— begin Supplied entries —

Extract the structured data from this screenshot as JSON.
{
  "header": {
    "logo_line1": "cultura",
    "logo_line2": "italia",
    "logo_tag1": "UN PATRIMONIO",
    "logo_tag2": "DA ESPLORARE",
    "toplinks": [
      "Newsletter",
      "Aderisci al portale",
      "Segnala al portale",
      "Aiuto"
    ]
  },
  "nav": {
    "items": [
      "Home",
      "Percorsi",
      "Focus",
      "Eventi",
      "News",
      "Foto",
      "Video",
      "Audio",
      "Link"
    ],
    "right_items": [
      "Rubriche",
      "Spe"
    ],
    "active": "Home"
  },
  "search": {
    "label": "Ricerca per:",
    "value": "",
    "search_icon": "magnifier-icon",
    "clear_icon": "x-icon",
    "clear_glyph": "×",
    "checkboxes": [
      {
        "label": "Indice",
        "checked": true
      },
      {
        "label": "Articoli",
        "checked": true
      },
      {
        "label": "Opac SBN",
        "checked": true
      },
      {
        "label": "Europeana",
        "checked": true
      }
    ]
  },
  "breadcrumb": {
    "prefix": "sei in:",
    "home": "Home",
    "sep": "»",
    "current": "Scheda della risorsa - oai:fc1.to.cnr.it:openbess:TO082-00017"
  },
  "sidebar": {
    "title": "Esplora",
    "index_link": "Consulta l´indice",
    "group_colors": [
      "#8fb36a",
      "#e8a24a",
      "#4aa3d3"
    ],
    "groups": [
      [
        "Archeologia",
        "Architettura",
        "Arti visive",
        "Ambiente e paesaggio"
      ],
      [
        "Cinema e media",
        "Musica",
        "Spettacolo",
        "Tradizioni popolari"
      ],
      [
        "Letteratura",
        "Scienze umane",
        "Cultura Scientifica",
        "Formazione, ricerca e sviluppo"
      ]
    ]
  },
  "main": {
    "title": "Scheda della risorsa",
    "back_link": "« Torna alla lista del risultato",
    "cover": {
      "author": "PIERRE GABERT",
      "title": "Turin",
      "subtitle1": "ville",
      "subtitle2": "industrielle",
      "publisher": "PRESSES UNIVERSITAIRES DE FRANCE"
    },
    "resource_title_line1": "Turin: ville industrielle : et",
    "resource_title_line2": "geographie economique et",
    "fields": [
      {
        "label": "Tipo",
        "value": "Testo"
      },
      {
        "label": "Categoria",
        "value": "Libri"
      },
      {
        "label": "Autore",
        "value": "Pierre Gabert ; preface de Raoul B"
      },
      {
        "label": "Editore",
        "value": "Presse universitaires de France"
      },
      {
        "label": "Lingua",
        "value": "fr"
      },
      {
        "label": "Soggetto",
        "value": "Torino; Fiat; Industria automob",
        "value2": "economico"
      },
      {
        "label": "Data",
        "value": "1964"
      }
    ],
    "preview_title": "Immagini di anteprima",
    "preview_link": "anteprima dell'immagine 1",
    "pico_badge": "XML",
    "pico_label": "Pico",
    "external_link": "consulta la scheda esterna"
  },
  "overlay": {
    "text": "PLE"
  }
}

— end Supplied entries —

What is needed: Say how many lines have the string "della" in them, offering no words beyond the number.

The completed task: 2